- BRIEF
Below are the records; pull every line that includes "российско".

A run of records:
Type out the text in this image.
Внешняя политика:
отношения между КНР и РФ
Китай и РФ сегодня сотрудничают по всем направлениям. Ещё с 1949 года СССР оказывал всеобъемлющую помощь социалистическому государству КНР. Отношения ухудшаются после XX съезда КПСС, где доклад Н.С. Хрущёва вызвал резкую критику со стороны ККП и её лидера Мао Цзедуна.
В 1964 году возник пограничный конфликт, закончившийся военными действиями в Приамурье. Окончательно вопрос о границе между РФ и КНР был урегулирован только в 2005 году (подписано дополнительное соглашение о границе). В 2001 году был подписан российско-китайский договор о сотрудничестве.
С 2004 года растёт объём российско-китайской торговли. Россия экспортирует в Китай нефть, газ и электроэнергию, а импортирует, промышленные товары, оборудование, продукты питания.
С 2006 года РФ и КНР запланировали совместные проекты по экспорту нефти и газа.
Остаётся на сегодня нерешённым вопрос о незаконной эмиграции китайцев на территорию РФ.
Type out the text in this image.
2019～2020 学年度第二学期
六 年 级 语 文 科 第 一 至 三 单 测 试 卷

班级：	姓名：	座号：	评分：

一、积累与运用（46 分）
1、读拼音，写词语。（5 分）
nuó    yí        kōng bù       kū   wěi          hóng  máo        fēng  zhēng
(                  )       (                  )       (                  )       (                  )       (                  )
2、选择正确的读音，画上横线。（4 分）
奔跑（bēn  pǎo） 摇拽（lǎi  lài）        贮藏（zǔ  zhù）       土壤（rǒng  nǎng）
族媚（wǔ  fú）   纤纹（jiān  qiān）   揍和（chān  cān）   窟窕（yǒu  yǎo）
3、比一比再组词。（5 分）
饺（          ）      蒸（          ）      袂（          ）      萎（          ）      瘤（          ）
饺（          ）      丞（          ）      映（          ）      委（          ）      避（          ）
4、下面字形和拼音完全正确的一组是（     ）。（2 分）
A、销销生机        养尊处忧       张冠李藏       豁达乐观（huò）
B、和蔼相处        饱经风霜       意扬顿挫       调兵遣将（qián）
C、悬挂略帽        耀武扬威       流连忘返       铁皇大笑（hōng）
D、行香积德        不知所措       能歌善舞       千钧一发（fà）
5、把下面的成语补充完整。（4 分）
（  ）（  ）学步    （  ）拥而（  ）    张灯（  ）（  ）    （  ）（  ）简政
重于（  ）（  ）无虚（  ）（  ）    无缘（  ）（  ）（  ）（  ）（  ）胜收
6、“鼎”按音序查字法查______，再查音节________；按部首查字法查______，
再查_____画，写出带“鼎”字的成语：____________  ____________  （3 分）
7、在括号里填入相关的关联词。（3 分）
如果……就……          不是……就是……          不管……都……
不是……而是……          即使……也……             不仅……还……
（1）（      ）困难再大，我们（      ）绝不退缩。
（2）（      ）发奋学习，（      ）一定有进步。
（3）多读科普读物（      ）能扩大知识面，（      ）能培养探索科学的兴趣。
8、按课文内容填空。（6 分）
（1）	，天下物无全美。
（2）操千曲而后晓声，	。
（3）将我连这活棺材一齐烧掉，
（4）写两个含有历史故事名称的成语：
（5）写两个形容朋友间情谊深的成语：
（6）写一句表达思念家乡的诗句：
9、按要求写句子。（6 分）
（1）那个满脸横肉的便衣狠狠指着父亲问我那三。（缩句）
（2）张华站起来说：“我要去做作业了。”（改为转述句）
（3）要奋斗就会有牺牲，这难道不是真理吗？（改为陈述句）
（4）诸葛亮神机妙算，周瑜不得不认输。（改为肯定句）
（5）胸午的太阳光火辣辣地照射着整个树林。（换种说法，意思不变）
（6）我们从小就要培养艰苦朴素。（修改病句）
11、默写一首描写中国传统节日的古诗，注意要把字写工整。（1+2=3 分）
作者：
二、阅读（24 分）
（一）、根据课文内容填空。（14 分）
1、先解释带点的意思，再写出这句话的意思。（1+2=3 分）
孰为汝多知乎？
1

- RESULT OF THIS TASK
В 1964 году возник пограничный конфликт, закончившийся военными действиями в Приамурье. Окончательно вопрос о границе между РФ и КНР был урегулирован только в 2005 году (подписано дополнительное соглашение о границе). В 2001 году был подписан российско-китайский договор о сотрудничестве.
С 2004 года растёт объём российско-китайской торговли. Россия экспортирует в Китай нефть, газ и электроэнергию, а импортирует, промышленные товары, оборудование, продукты питания.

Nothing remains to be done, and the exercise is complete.